Wherever the word "JSON" appears in a line, extract that line.

SUPPLIED MATERIAL.
_____
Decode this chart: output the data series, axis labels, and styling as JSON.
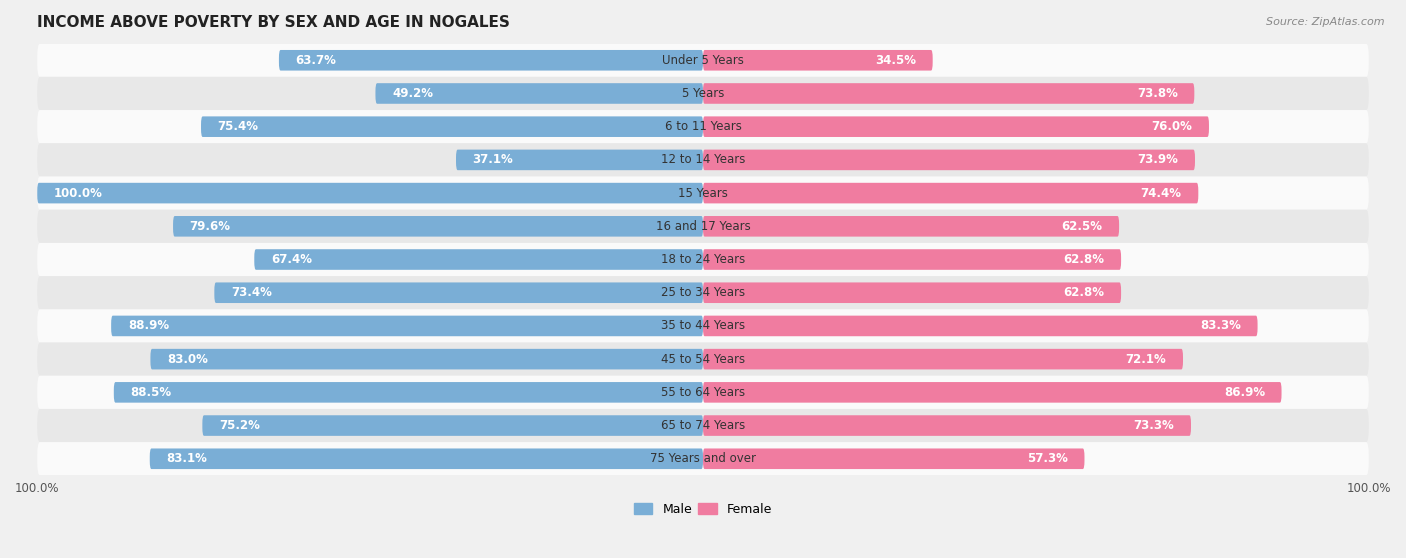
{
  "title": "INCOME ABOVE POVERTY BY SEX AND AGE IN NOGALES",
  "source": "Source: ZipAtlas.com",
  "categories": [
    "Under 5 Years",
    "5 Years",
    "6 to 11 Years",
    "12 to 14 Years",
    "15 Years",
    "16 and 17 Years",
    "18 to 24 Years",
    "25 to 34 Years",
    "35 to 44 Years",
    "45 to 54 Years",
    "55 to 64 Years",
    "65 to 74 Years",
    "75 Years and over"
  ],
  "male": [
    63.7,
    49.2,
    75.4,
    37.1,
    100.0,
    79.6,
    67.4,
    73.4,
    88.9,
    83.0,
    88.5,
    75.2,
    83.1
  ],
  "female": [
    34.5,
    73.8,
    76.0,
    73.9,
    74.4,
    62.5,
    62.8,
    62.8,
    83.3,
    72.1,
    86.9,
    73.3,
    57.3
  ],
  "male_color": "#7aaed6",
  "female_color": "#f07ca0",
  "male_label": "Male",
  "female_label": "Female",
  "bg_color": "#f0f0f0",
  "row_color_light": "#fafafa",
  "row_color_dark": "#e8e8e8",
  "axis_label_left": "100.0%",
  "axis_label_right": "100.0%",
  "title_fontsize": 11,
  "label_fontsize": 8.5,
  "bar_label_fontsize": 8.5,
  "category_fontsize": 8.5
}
_____
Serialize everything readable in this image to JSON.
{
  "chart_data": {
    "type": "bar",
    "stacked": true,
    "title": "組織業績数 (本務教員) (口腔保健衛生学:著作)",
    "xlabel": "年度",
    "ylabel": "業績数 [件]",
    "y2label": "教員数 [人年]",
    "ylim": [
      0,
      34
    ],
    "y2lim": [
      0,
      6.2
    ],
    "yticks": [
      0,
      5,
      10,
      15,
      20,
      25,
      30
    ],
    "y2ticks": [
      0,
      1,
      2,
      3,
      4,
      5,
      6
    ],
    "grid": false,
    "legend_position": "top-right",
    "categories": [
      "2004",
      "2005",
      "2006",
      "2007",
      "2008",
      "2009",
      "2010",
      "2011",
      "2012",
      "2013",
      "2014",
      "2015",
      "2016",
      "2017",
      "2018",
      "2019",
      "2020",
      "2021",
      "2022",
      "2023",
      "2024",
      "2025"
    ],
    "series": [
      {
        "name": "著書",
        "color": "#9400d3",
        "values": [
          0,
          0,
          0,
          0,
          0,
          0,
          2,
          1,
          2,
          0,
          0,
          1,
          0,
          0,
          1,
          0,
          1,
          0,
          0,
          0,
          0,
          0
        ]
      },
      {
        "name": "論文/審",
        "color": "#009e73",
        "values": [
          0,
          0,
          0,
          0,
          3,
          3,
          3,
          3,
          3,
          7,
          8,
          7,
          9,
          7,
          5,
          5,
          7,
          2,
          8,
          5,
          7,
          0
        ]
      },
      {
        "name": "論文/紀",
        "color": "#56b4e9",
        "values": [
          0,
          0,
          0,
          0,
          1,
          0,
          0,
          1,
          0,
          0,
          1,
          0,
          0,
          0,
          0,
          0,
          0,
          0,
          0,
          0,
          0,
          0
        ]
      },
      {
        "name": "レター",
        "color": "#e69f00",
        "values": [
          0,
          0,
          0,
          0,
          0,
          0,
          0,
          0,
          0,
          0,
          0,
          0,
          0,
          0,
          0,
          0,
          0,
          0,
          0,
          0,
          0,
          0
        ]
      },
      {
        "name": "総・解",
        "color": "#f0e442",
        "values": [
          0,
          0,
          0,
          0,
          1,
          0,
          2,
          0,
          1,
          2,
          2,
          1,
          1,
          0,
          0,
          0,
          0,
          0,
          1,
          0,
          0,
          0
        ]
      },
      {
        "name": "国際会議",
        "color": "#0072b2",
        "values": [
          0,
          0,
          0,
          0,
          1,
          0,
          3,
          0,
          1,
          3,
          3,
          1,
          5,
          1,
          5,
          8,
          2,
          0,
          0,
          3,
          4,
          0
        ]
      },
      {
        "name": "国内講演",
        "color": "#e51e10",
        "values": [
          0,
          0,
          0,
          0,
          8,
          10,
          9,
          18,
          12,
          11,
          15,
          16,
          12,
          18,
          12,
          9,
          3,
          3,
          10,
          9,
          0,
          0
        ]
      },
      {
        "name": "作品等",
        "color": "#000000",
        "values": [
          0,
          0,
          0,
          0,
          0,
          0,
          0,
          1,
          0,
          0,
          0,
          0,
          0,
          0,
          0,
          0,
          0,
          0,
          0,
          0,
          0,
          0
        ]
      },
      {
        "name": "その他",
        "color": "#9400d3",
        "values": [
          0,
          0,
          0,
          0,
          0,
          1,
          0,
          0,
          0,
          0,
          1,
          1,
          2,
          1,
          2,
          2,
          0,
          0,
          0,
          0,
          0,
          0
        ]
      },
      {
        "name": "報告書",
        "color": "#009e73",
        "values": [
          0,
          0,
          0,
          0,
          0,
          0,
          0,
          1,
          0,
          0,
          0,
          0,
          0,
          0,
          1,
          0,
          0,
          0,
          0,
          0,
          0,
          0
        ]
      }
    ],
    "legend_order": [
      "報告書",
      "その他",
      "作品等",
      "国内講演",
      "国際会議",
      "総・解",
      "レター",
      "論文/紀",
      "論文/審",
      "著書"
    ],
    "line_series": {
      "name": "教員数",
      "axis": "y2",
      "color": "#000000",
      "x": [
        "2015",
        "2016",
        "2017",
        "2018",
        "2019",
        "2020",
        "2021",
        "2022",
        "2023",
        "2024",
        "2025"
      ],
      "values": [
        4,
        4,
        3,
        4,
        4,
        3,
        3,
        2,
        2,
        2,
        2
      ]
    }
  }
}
_____
WRITTEN ANSWER.
Decode this chart: output the data series, axis labels, and styling as JSON.
Serialize everything readable in this image to JSON.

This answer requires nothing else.